§ **EXERCISE OBJECTIVE**
What follows is a set of records, each of which is to be written out exactly.

---

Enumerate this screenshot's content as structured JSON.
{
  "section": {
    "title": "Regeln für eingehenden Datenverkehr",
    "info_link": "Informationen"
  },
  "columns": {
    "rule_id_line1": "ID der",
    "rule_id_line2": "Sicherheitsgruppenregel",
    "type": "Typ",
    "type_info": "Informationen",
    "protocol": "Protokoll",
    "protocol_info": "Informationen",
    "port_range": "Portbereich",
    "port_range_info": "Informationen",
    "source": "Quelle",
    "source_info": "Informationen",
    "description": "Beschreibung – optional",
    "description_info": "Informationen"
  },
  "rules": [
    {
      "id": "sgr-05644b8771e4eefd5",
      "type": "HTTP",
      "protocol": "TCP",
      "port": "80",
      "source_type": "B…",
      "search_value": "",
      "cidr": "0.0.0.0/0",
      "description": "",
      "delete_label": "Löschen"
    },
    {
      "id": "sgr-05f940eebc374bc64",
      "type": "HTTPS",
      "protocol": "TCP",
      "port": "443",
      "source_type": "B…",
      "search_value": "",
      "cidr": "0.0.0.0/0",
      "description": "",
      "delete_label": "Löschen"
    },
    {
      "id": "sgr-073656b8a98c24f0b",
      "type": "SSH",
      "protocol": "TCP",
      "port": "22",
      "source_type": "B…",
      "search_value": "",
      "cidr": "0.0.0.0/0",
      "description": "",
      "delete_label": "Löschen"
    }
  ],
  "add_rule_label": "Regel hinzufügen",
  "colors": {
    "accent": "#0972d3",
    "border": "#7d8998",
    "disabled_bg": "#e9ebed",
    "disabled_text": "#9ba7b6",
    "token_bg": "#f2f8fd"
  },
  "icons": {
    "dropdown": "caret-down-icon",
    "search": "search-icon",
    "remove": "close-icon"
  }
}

---

§ **SOLVED EXERCISE**
Enumerate this screenshot's content as structured JSON.
{
  "section": {
    "title": "Regeln für eingehenden Datenverkehr",
    "info_link": "Informationen"
  },
  "columns": {
    "rule_id_line1": "ID der",
    "rule_id_line2": "Sicherheitsgruppenregel",
    "type": "Typ",
    "type_info": "Informationen",
    "protocol": "Protokoll",
    "protocol_info": "Informationen",
    "port_range": "Portbereich",
    "port_range_info": "Informationen",
    "source": "Quelle",
    "source_info": "Informationen",
    "description": "Beschreibung – optional",
    "description_info": "Informationen"
  },
  "rules": [
    {
      "id": "sgr-05644b8771e4eefd5",
      "type": "HTTP",
      "protocol": "TCP",
      "port": "80",
      "source_type": "B…",
      "search_value": "",
      "cidr": "0.0.0.0/0",
      "description": "",
      "delete_label": "Löschen"
    },
    {
      "id": "sgr-05f940eebc374bc64",
      "type": "HTTPS",
      "protocol": "TCP",
      "port": "443",
      "source_type": "B…",
      "search_value": "",
      "cidr": "0.0.0.0/0",
      "description": "",
      "delete_label": "Löschen"
    },
    {
      "id": "sgr-073656b8a98c24f0b",
      "type": "SSH",
      "protocol": "TCP",
      "port": "22",
      "source_type": "B…",
      "search_value": "",
      "cidr": "0.0.0.0/0",
      "description": "",
      "delete_label": "Löschen"
    }
  ],
  "add_rule_label": "Regel hinzufügen",
  "colors": {
    "accent": "#0972d3",
    "border": "#7d8998",
    "disabled_bg": "#e9ebed",
    "disabled_text": "#9ba7b6",
    "token_bg": "#f2f8fd"
  },
  "icons": {
    "dropdown": "caret-down-icon",
    "search": "search-icon",
    "remove": "close-icon"
  }
}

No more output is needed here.